▶ Given text
Disclaimer Specifically Written for Those Who Abuse a Writer’s Ability to Write Creatively and freely…you know who you are. The following events are true. ..naked kids, flood, shit talk and cookie binge and sampling of alcoholic beverage by a women how has long surpassed the legal US drinking age. These are natural aspects of parenting. The chaos that ensured in my house is only a minute example of what happens in homes across America every day. They do not suggest abuse, neglect, inappropriate parenting (which, p.s. is subjective anyway) or anything that should be construed as bad, illegal or abusive parenting. No children were negatively impacted by the events outlined in this scenario and surely are better people for learning some life survival skills. Please read responsibly and ethically (if you think you have an ethical strand of dignity left). On that note…please enjoy and pop open your own bottle of Merlot…it will surely enhance your reading experience.I should write a book.
On my most Amazing Parenting Skills.
In fact, I just might title it as such:
Candy’s Amazing Parenting Skills Book.
Let’s see…shall we?
Chicken #2 screams from the bathroom, “I’m DONE SHITTING, MAMA!!!!”
Candy: “Umm, Princess Chicken…we don’t say that word. Are you done pooping?”
Chicken #2: “You said poop is a bad word. You and daddy say shit”
Fail parents of said Chicken.
Candy: “Shit! Why are my feet wet?” says the most brilliant mother of all as she washes dishes. Looking down she realizes she is standing in a mammoth sized pool of water. Cautiously opening the cabinet underneath the sink, there is a flood. Excellent. Broken pipe. Who needs a functioning kitchen sink with three kids anyway? And really…if this isn’t an appropriate time to drop the “shit” word…then really when is?
Big Brother Chicken comes running to find out what the digs are with his handy flashlight in hand. “Don’t worry, mama…I’ll fix it. I can fix stuff. I have a flashlight.

▶ Parts of the exercise
1. Which events does the disclaimer at the start of the parenting post call true? List every one.
2. Write the next part of the parenting post, picking up right after Big Brother Chicken's line about having a flashlight.

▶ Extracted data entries

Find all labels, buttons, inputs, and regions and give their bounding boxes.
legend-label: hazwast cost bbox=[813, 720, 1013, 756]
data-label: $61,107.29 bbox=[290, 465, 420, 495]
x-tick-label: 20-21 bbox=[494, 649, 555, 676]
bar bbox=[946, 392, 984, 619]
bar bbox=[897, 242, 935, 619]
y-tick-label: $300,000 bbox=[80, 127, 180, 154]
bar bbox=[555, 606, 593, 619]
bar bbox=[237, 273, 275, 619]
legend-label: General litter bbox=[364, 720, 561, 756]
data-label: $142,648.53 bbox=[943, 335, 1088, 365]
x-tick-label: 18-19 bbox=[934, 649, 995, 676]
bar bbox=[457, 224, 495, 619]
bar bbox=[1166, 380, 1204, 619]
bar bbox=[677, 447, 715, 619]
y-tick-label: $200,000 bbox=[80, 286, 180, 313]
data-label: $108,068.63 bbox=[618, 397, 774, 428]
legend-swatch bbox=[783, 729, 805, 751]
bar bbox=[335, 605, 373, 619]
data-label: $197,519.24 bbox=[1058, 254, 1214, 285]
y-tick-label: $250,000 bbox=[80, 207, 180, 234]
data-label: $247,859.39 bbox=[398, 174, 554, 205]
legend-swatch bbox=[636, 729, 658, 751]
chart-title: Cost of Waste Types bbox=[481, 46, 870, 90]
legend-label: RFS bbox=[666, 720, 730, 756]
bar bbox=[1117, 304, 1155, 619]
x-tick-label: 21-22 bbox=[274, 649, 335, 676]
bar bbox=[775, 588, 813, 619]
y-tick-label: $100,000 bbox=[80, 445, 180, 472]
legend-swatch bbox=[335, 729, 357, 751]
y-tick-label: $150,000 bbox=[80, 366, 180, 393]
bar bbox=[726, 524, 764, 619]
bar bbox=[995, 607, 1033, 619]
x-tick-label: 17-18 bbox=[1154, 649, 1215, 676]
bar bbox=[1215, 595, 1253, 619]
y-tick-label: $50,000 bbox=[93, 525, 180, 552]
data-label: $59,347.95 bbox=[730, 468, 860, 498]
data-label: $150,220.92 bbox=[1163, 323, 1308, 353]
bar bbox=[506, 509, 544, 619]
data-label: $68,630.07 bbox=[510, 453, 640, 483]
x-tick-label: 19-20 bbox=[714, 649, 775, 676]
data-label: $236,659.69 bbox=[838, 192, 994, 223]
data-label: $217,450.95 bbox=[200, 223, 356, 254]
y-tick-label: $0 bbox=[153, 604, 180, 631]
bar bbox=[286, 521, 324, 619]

▶ Replies
1.
1. Naked kids
2. A flood
3. Shit talk
4. A cookie binge
5. Sampling of an alcoholic beverage by a woman long past the legal US drinking age

2.
And Candy mama let’s him do his thing. Sitting on a pile of towels…exploring the broken pipe.
He informs me, “I think you need a man to come and fix it”
Hopefully the man is tall, dark, handsome and dirty rich…kinda like that Grey dude in Fifty Shades of Grey. I could some Fifty Shades in life…and if he has plumbing skills relevant to flooded kitchen sinks…even better.
Baby Chicken Check:
Oh,,she is excellent. Indulging on a little snack of animal crackers. You know, I am sure sure was looking for higher ground when she climbed into the snack cupboard to take cover…conveniently taking advantage of the Costco sized box of snacks while she waited for the great flood of 2012 to clear up. At least she is dressed, right?
Oh wait…where is the Big Brother chicken?
Oh…did I mention he is standing on the edge of the wall unit where I store the toys…getting ready to jump.
And he smiles and yells “Dunnnn dunnnn DOONNNNNNNNNNN”
Flying monkey shit.
I mean…flying Chicken.
So – let’s review.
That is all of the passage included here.